# CHALLENGE
Transcribe the records below exactly as they appear, omitting any pictures.

--- Begin PROVIDED RECORDS ---

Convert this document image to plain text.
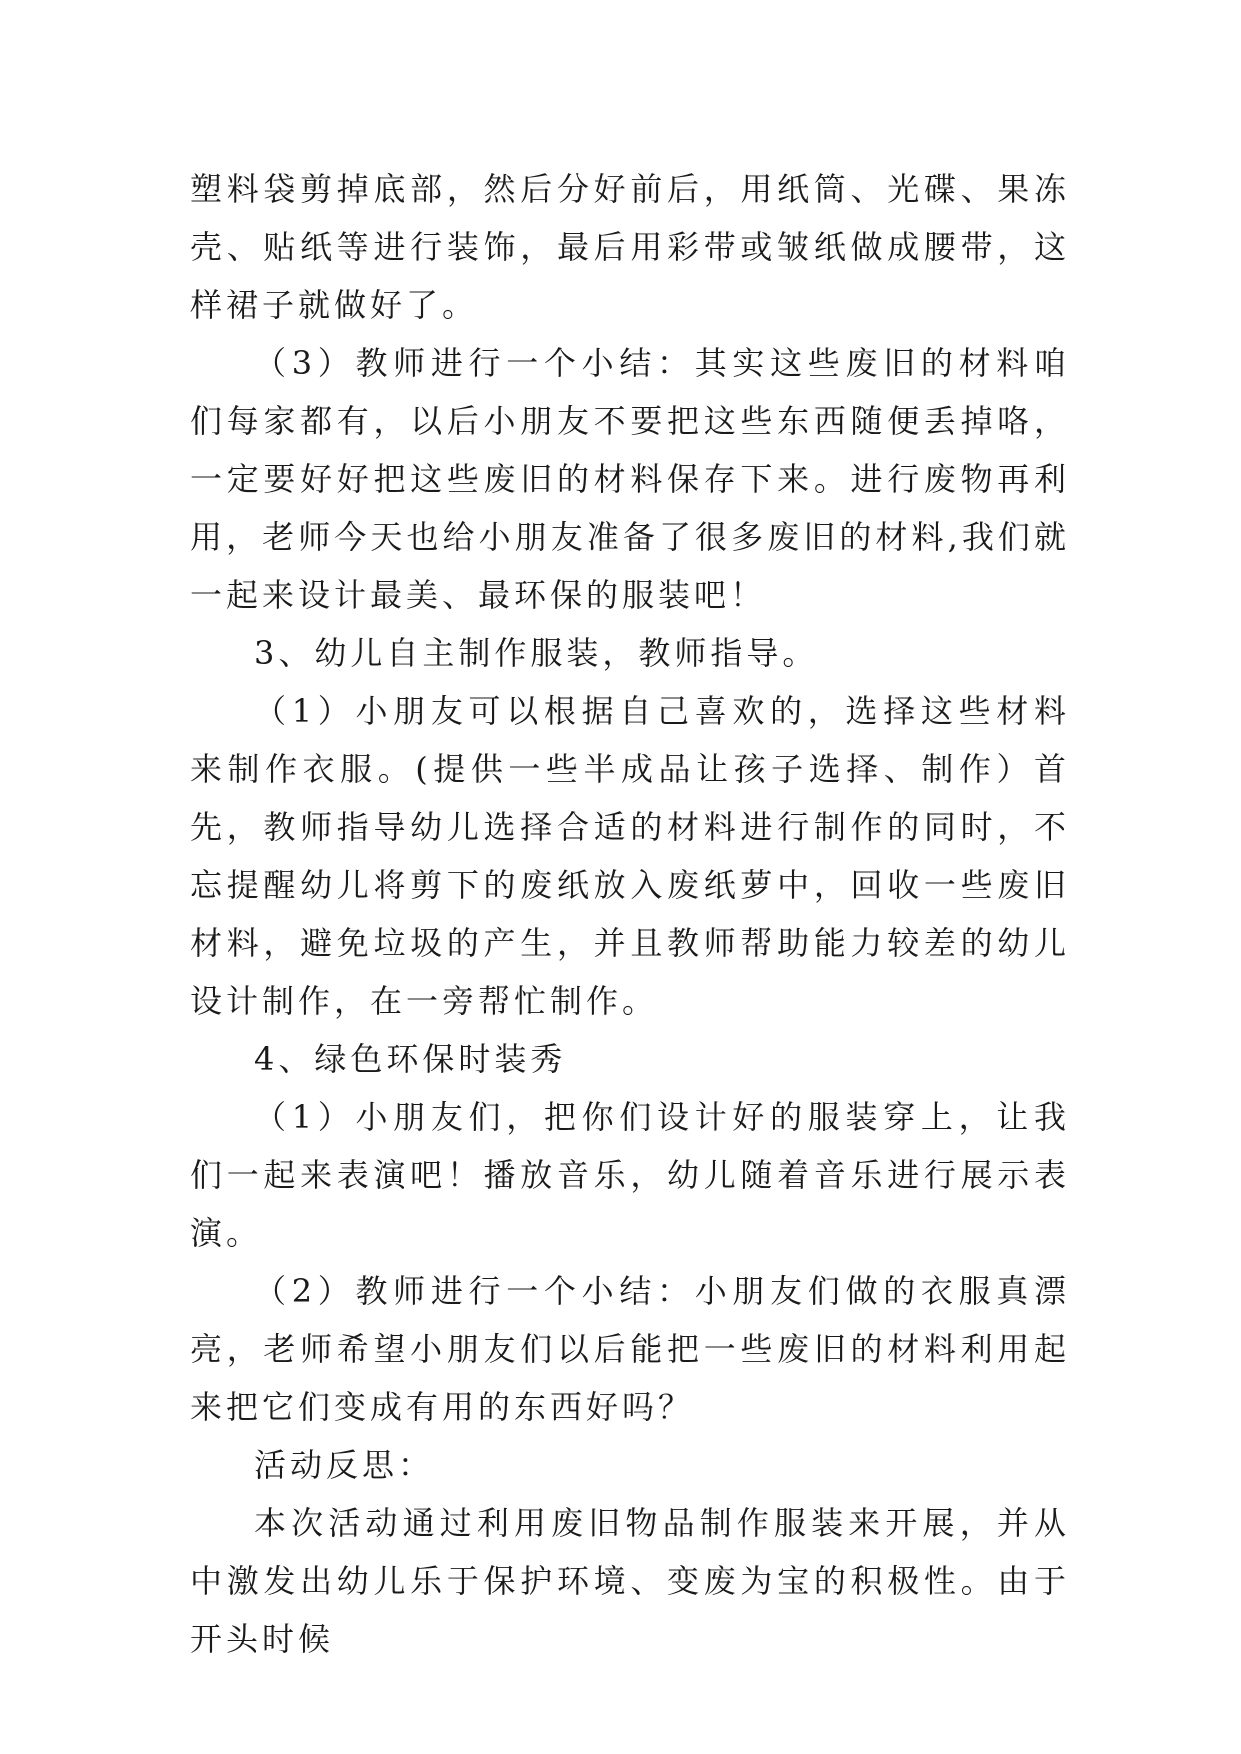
塑料袋剪掉底部，然后分好前后，用纸筒、光碟、果冻壳、贴纸等进行装饰，最后用彩带或皱纸做成腰带，这样裙子就做好了。

（3）教师进行一个小结：其实这些废旧的材料咱们每家都有，以后小朋友不要把这些东西随便丢掉咯，一定要好好把这些废旧的材料保存下来。进行废物再利用，老师今天也给小朋友准备了很多废旧的材料,我们就一起来设计最美、最环保的服装吧！

3、幼儿自主制作服装，教师指导。

（1）小朋友可以根据自己喜欢的，选择这些材料来制作衣服。(提供一些半成品让孩子选择、制作）首先，教师指导幼儿选择合适的材料进行制作的同时，不忘提醒幼儿将剪下的废纸放入废纸萝中，回收一些废旧材料，避免垃圾的产生，并且教师帮助能力较差的幼儿设计制作，在一旁帮忙制作。

4、绿色环保时装秀

（1）小朋友们，把你们设计好的服装穿上，让我们一起来表演吧！播放音乐，幼儿随着音乐进行展示表演。

（2）教师进行一个小结：小朋友们做的衣服真漂亮，老师希望小朋友们以后能把一些废旧的材料利用起来把它们变成有用的东西好吗？

活动反思：

本次活动通过利用废旧物品制作服装来开展，并从中激发出幼儿乐于保护环境、变废为宝的积极性。由于开头时候
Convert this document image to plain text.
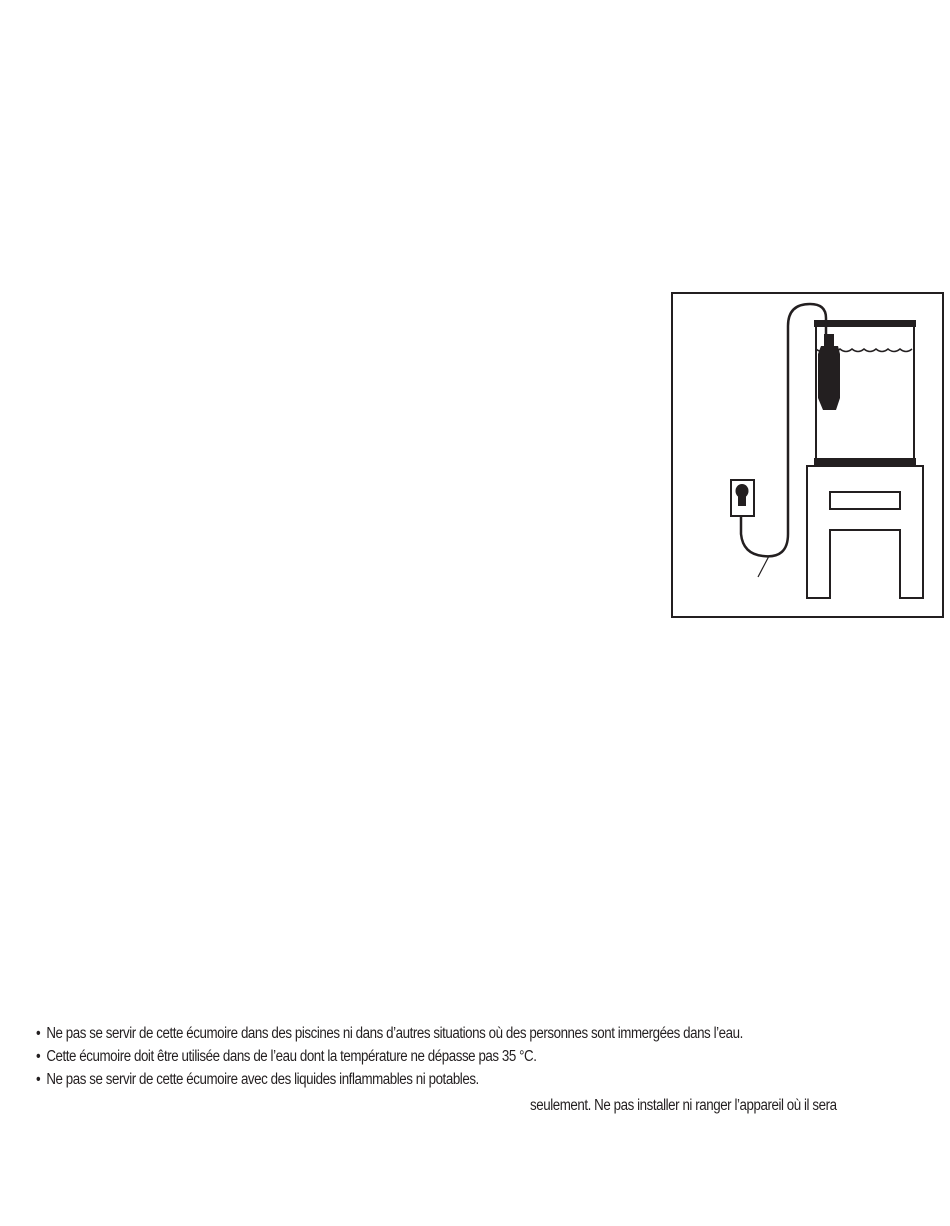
• Ne pas se servir de cette écumoire dans des piscines ni dans d’autres situations où des personnes sont immergées dans l’eau.
• Cette écumoire doit être utilisée dans de l’eau dont la température ne dépasse pas 35 °C.
• Ne pas se servir de cette écumoire avec des liquides inflammables ni potables.
seulement. Ne pas installer ni ranger l’appareil où il sera
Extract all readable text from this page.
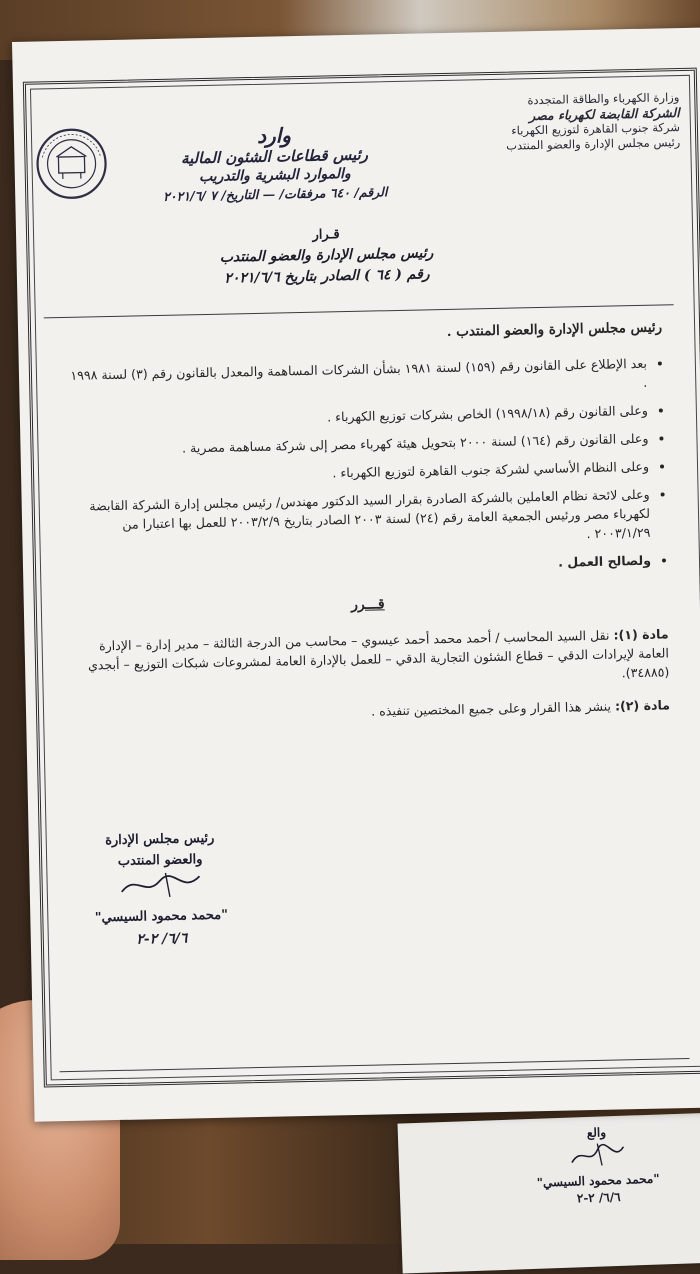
والع
"محمد محمود السيسي"
٦/٦/ ٢-٢
وزارة الكهرباء والطاقة المتجددة
الشركة القابضة لكهرباء مصر
شركة جنوب القاهرة لتوزيع الكهرباء
رئيس مجلس الإدارة والعضو المنتدب
وارد
رئيس قطاعات الشئون المالية
والموارد البشرية والتدريب
الرقم/ ٦٤٠ مرفقات/ — التاريخ/ ٧ /٢٠٢١/٦
قـرار
رئيس مجلس الإدارة والعضو المنتدب
رقم ( ٦٤ ) الصادر بتاريخ ٢٠٢١/٦/٦
رئيس مجلس الإدارة والعضو المنتدب .
• بعد الإطلاع على القانون رقم (١٥٩) لسنة ١٩٨١ بشأن الشركات المساهمة والمعدل بالقانون رقم (٣) لسنة ١٩٩٨ .
• وعلى القانون رقم (١٩٩٨/١٨) الخاص بشركات توزيع الكهرباء .
• وعلى القانون رقم (١٦٤) لسنة ٢٠٠٠ بتحويل هيئة كهرباء مصر إلى شركة مساهمة مصرية .
• وعلى النظام الأساسي لشركة جنوب القاهرة لتوزيع الكهرباء .
• وعلى لائحة نظام العاملين بالشركة الصادرة بقرار السيد الدكتور مهندس/ رئيس مجلس إدارة الشركة القابضة لكهرباء مصر ورئيس الجمعية العامة رقم (٢٤) لسنة ٢٠٠٣ الصادر بتاريخ ٢٠٠٣/٢/٩ للعمل بها اعتبارا من ٢٠٠٣/١/٢٩ .
• ولصالح العمل .
قـــرر
مادة (١): نقل السيد المحاسب / أحمد محمد أحمد عيسوي – محاسب من الدرجة الثالثة – مدير إدارة – الإدارة العامة لإيرادات الدقي – قطاع الشئون التجارية الدقي – للعمل بالإدارة العامة لمشروعات شبكات التوزيع – أبجدي (٣٤٨٨٥).
مادة (٢): ينشر هذا القرار وعلى جميع المختصين تنفيذه .
رئيس مجلس الإدارة
والعضو المنتدب
"محمد محمود السيسي"
٦/٦/ ٢-٢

--- End PROVIDED RECORDS ---

# REPLY
Convert this document image to plain text.
塑料袋剪掉底部，然后分好前后，用纸筒、光碟、果冻壳、贴纸等进行装饰，最后用彩带或皱纸做成腰带，这样裙子就做好了。

（3）教师进行一个小结：其实这些废旧的材料咱们每家都有，以后小朋友不要把这些东西随便丢掉咯，一定要好好把这些废旧的材料保存下来。进行废物再利用，老师今天也给小朋友准备了很多废旧的材料,我们就一起来设计最美、最环保的服装吧！

3、幼儿自主制作服装，教师指导。

（1）小朋友可以根据自己喜欢的，选择这些材料来制作衣服。(提供一些半成品让孩子选择、制作）首先，教师指导幼儿选择合适的材料进行制作的同时，不忘提醒幼儿将剪下的废纸放入废纸萝中，回收一些废旧材料，避免垃圾的产生，并且教师帮助能力较差的幼儿设计制作，在一旁帮忙制作。

4、绿色环保时装秀

（1）小朋友们，把你们设计好的服装穿上，让我们一起来表演吧！播放音乐，幼儿随着音乐进行展示表演。

（2）教师进行一个小结：小朋友们做的衣服真漂亮，老师希望小朋友们以后能把一些废旧的材料利用起来把它们变成有用的东西好吗？

活动反思：

本次活动通过利用废旧物品制作服装来开展，并从中激发出幼儿乐于保护环境、变废为宝的积极性。由于开头时候
Convert this document image to plain text.
• Ne pas se servir de cette écumoire dans des piscines ni dans d’autres situations où des personnes sont immergées dans l’eau.
• Cette écumoire doit être utilisée dans de l’eau dont la température ne dépasse pas 35 °C.
• Ne pas se servir de cette écumoire avec des liquides inflammables ni potables.
seulement. Ne pas installer ni ranger l’appareil où il sera
Extract all readable text from this page.
والع
"محمد محمود السيسي"
٦/٦/ ٢-٢
وزارة الكهرباء والطاقة المتجددة
الشركة القابضة لكهرباء مصر
شركة جنوب القاهرة لتوزيع الكهرباء
رئيس مجلس الإدارة والعضو المنتدب
وارد
رئيس قطاعات الشئون المالية
والموارد البشرية والتدريب
الرقم/ ٦٤٠ مرفقات/ — التاريخ/ ٧ /٢٠٢١/٦
قـرار
رئيس مجلس الإدارة والعضو المنتدب
رقم ( ٦٤ ) الصادر بتاريخ ٢٠٢١/٦/٦
رئيس مجلس الإدارة والعضو المنتدب .
• بعد الإطلاع على القانون رقم (١٥٩) لسنة ١٩٨١ بشأن الشركات المساهمة والمعدل بالقانون رقم (٣) لسنة ١٩٩٨ .
• وعلى القانون رقم (١٩٩٨/١٨) الخاص بشركات توزيع الكهرباء .
• وعلى القانون رقم (١٦٤) لسنة ٢٠٠٠ بتحويل هيئة كهرباء مصر إلى شركة مساهمة مصرية .
• وعلى النظام الأساسي لشركة جنوب القاهرة لتوزيع الكهرباء .
• وعلى لائحة نظام العاملين بالشركة الصادرة بقرار السيد الدكتور مهندس/ رئيس مجلس إدارة الشركة القابضة لكهرباء مصر ورئيس الجمعية العامة رقم (٢٤) لسنة ٢٠٠٣ الصادر بتاريخ ٢٠٠٣/٢/٩ للعمل بها اعتبارا من ٢٠٠٣/١/٢٩ .
• ولصالح العمل .
قـــرر
مادة (١): نقل السيد المحاسب / أحمد محمد أحمد عيسوي – محاسب من الدرجة الثالثة – مدير إدارة – الإدارة العامة لإيرادات الدقي – قطاع الشئون التجارية الدقي – للعمل بالإدارة العامة لمشروعات شبكات التوزيع – أبجدي (٣٤٨٨٥).
مادة (٢): ينشر هذا القرار وعلى جميع المختصين تنفيذه .
رئيس مجلس الإدارة
والعضو المنتدب
"محمد محمود السيسي"
٦/٦/ ٢-٢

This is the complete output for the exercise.